What is being asked = Leave out the pictures and repeat every record exactly.

Dataset content =
=======

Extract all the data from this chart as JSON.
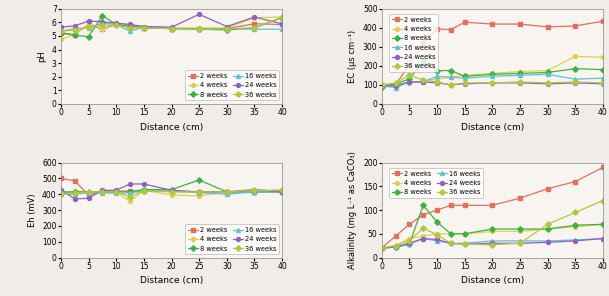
{
  "x": [
    0,
    2.5,
    5,
    7.5,
    10,
    12.5,
    15,
    20,
    25,
    30,
    35,
    40
  ],
  "pH": {
    "2weeks": [
      5.2,
      5.1,
      5.85,
      5.5,
      5.85,
      5.75,
      5.6,
      5.55,
      5.55,
      5.55,
      5.9,
      5.85
    ],
    "4weeks": [
      4.75,
      5.1,
      5.9,
      5.55,
      5.9,
      5.8,
      5.7,
      5.6,
      5.6,
      5.6,
      6.35,
      6.4
    ],
    "8weeks": [
      5.25,
      5.05,
      4.95,
      6.5,
      5.85,
      5.7,
      5.6,
      5.55,
      5.5,
      5.45,
      5.6,
      6.35
    ],
    "16weeks": [
      5.35,
      5.55,
      5.6,
      5.95,
      5.85,
      5.35,
      5.65,
      5.55,
      5.5,
      5.55,
      5.5,
      5.5
    ],
    "24weeks": [
      5.65,
      5.75,
      6.1,
      6.05,
      5.95,
      5.85,
      5.7,
      5.65,
      6.6,
      5.7,
      6.4,
      5.9
    ],
    "36weeks": [
      5.35,
      5.45,
      5.65,
      5.8,
      5.8,
      5.6,
      5.6,
      5.55,
      5.5,
      5.55,
      5.6,
      6.4
    ]
  },
  "EC": {
    "2weeks": [
      95,
      100,
      205,
      320,
      395,
      390,
      430,
      420,
      420,
      405,
      410,
      435
    ],
    "4weeks": [
      100,
      105,
      110,
      120,
      130,
      140,
      150,
      160,
      170,
      175,
      250,
      245
    ],
    "8weeks": [
      90,
      105,
      130,
      225,
      175,
      175,
      145,
      155,
      160,
      165,
      185,
      180
    ],
    "16weeks": [
      95,
      85,
      115,
      115,
      145,
      140,
      135,
      145,
      150,
      155,
      130,
      135
    ],
    "24weeks": [
      95,
      95,
      115,
      115,
      110,
      100,
      105,
      110,
      110,
      105,
      110,
      105
    ],
    "36weeks": [
      100,
      110,
      150,
      125,
      115,
      100,
      110,
      110,
      115,
      110,
      115,
      110
    ]
  },
  "Eh": {
    "2weeks": [
      500,
      485,
      395,
      420,
      420,
      420,
      420,
      420,
      415,
      415,
      415,
      415
    ],
    "4weeks": [
      400,
      420,
      415,
      415,
      415,
      355,
      425,
      395,
      390,
      415,
      415,
      430
    ],
    "8weeks": [
      415,
      415,
      415,
      415,
      415,
      415,
      430,
      430,
      490,
      415,
      415,
      415
    ],
    "16weeks": [
      400,
      400,
      410,
      410,
      405,
      410,
      420,
      420,
      410,
      400,
      415,
      415
    ],
    "24weeks": [
      430,
      370,
      375,
      425,
      425,
      465,
      465,
      425,
      415,
      415,
      430,
      415
    ],
    "36weeks": [
      405,
      405,
      415,
      415,
      415,
      385,
      420,
      415,
      415,
      415,
      425,
      425
    ]
  },
  "Alkalinity": {
    "2weeks": [
      20,
      45,
      70,
      90,
      100,
      110,
      110,
      110,
      125,
      145,
      160,
      190
    ],
    "4weeks": [
      20,
      25,
      40,
      45,
      50,
      50,
      50,
      55,
      55,
      60,
      65,
      70
    ],
    "8weeks": [
      20,
      22,
      28,
      110,
      75,
      50,
      50,
      60,
      60,
      60,
      68,
      70
    ],
    "16weeks": [
      20,
      22,
      28,
      40,
      35,
      30,
      30,
      35,
      35,
      35,
      37,
      40
    ],
    "24weeks": [
      20,
      22,
      30,
      40,
      38,
      30,
      28,
      30,
      30,
      32,
      35,
      40
    ],
    "36weeks": [
      20,
      25,
      35,
      62,
      48,
      30,
      28,
      27,
      30,
      70,
      95,
      120
    ]
  },
  "colors": {
    "2weeks": "#e07060",
    "4weeks": "#e0d050",
    "8weeks": "#40b040",
    "16weeks": "#60c0d0",
    "24weeks": "#9060c0",
    "36weeks": "#b0c840"
  },
  "markers": {
    "2weeks": "s",
    "4weeks": "o",
    "8weeks": "D",
    "16weeks": "^",
    "24weeks": "o",
    "36weeks": "D"
  },
  "weeks_order": [
    "2weeks",
    "4weeks",
    "8weeks",
    "16weeks",
    "24weeks",
    "36weeks"
  ],
  "legend_labels": {
    "2weeks": "2 weeks",
    "4weeks": "4 weeks",
    "8weeks": "8 weeks",
    "16weeks": "16 weeks",
    "24weeks": "24 weeks",
    "36weeks": "36 weeks"
  },
  "pH_ylim": [
    0,
    7
  ],
  "EC_ylim": [
    0,
    500
  ],
  "Eh_ylim": [
    0,
    600
  ],
  "Alkalinity_ylim": [
    0,
    200
  ],
  "xlim": [
    0,
    40
  ],
  "xticks": [
    0,
    5,
    10,
    15,
    20,
    25,
    30,
    35,
    40
  ],
  "pH_yticks": [
    0,
    1,
    2,
    3,
    4,
    5,
    6,
    7
  ],
  "EC_yticks": [
    0,
    100,
    200,
    300,
    400,
    500
  ],
  "Eh_yticks": [
    0,
    100,
    200,
    300,
    400,
    500,
    600
  ],
  "Alk_yticks": [
    0,
    50,
    100,
    150,
    200
  ],
  "xlabel": "Distance (cm)",
  "pH_ylabel": "pH",
  "EC_ylabel": "EC (μs cm⁻¹)",
  "Eh_ylabel": "Eh (mV)",
  "Alkalinity_ylabel": "Alkalinity (mg L⁻¹ as CaCO₃)",
  "bg_color": "#f0ece8",
  "plot_bg": "#f8f4f0"
}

=======

Exercise output =
Extract all the data from this chart as JSON.
{
  "x": [
    0,
    2.5,
    5,
    7.5,
    10,
    12.5,
    15,
    20,
    25,
    30,
    35,
    40
  ],
  "pH": {
    "2weeks": [
      5.2,
      5.1,
      5.85,
      5.5,
      5.85,
      5.75,
      5.6,
      5.55,
      5.55,
      5.55,
      5.9,
      5.85
    ],
    "4weeks": [
      4.75,
      5.1,
      5.9,
      5.55,
      5.9,
      5.8,
      5.7,
      5.6,
      5.6,
      5.6,
      6.35,
      6.4
    ],
    "8weeks": [
      5.25,
      5.05,
      4.95,
      6.5,
      5.85,
      5.7,
      5.6,
      5.55,
      5.5,
      5.45,
      5.6,
      6.35
    ],
    "16weeks": [
      5.35,
      5.55,
      5.6,
      5.95,
      5.85,
      5.35,
      5.65,
      5.55,
      5.5,
      5.55,
      5.5,
      5.5
    ],
    "24weeks": [
      5.65,
      5.75,
      6.1,
      6.05,
      5.95,
      5.85,
      5.7,
      5.65,
      6.6,
      5.7,
      6.4,
      5.9
    ],
    "36weeks": [
      5.35,
      5.45,
      5.65,
      5.8,
      5.8,
      5.6,
      5.6,
      5.55,
      5.5,
      5.55,
      5.6,
      6.4
    ]
  },
  "EC": {
    "2weeks": [
      95,
      100,
      205,
      320,
      395,
      390,
      430,
      420,
      420,
      405,
      410,
      435
    ],
    "4weeks": [
      100,
      105,
      110,
      120,
      130,
      140,
      150,
      160,
      170,
      175,
      250,
      245
    ],
    "8weeks": [
      90,
      105,
      130,
      225,
      175,
      175,
      145,
      155,
      160,
      165,
      185,
      180
    ],
    "16weeks": [
      95,
      85,
      115,
      115,
      145,
      140,
      135,
      145,
      150,
      155,
      130,
      135
    ],
    "24weeks": [
      95,
      95,
      115,
      115,
      110,
      100,
      105,
      110,
      110,
      105,
      110,
      105
    ],
    "36weeks": [
      100,
      110,
      150,
      125,
      115,
      100,
      110,
      110,
      115,
      110,
      115,
      110
    ]
  },
  "Eh": {
    "2weeks": [
      500,
      485,
      395,
      420,
      420,
      420,
      420,
      420,
      415,
      415,
      415,
      415
    ],
    "4weeks": [
      400,
      420,
      415,
      415,
      415,
      355,
      425,
      395,
      390,
      415,
      415,
      430
    ],
    "8weeks": [
      415,
      415,
      415,
      415,
      415,
      415,
      430,
      430,
      490,
      415,
      415,
      415
    ],
    "16weeks": [
      400,
      400,
      410,
      410,
      405,
      410,
      420,
      420,
      410,
      400,
      415,
      415
    ],
    "24weeks": [
      430,
      370,
      375,
      425,
      425,
      465,
      465,
      425,
      415,
      415,
      430,
      415
    ],
    "36weeks": [
      405,
      405,
      415,
      415,
      415,
      385,
      420,
      415,
      415,
      415,
      425,
      425
    ]
  },
  "Alkalinity": {
    "2weeks": [
      20,
      45,
      70,
      90,
      100,
      110,
      110,
      110,
      125,
      145,
      160,
      190
    ],
    "4weeks": [
      20,
      25,
      40,
      45,
      50,
      50,
      50,
      55,
      55,
      60,
      65,
      70
    ],
    "8weeks": [
      20,
      22,
      28,
      110,
      75,
      50,
      50,
      60,
      60,
      60,
      68,
      70
    ],
    "16weeks": [
      20,
      22,
      28,
      40,
      35,
      30,
      30,
      35,
      35,
      35,
      37,
      40
    ],
    "24weeks": [
      20,
      22,
      30,
      40,
      38,
      30,
      28,
      30,
      30,
      32,
      35,
      40
    ],
    "36weeks": [
      20,
      25,
      35,
      62,
      48,
      30,
      28,
      27,
      30,
      70,
      95,
      120
    ]
  },
  "colors": {
    "2weeks": "#e07060",
    "4weeks": "#e0d050",
    "8weeks": "#40b040",
    "16weeks": "#60c0d0",
    "24weeks": "#9060c0",
    "36weeks": "#b0c840"
  },
  "markers": {
    "2weeks": "s",
    "4weeks": "o",
    "8weeks": "D",
    "16weeks": "^",
    "24weeks": "o",
    "36weeks": "D"
  },
  "weeks_order": [
    "2weeks",
    "4weeks",
    "8weeks",
    "16weeks",
    "24weeks",
    "36weeks"
  ],
  "legend_labels": {
    "2weeks": "2 weeks",
    "4weeks": "4 weeks",
    "8weeks": "8 weeks",
    "16weeks": "16 weeks",
    "24weeks": "24 weeks",
    "36weeks": "36 weeks"
  },
  "pH_ylim": [
    0,
    7
  ],
  "EC_ylim": [
    0,
    500
  ],
  "Eh_ylim": [
    0,
    600
  ],
  "Alkalinity_ylim": [
    0,
    200
  ],
  "xlim": [
    0,
    40
  ],
  "xticks": [
    0,
    5,
    10,
    15,
    20,
    25,
    30,
    35,
    40
  ],
  "pH_yticks": [
    0,
    1,
    2,
    3,
    4,
    5,
    6,
    7
  ],
  "EC_yticks": [
    0,
    100,
    200,
    300,
    400,
    500
  ],
  "Eh_yticks": [
    0,
    100,
    200,
    300,
    400,
    500,
    600
  ],
  "Alk_yticks": [
    0,
    50,
    100,
    150,
    200
  ],
  "xlabel": "Distance (cm)",
  "pH_ylabel": "pH",
  "EC_ylabel": "EC (μs cm⁻¹)",
  "Eh_ylabel": "Eh (mV)",
  "Alkalinity_ylabel": "Alkalinity (mg L⁻¹ as CaCO₃)",
  "bg_color": "#f0ece8",
  "plot_bg": "#f8f4f0"
}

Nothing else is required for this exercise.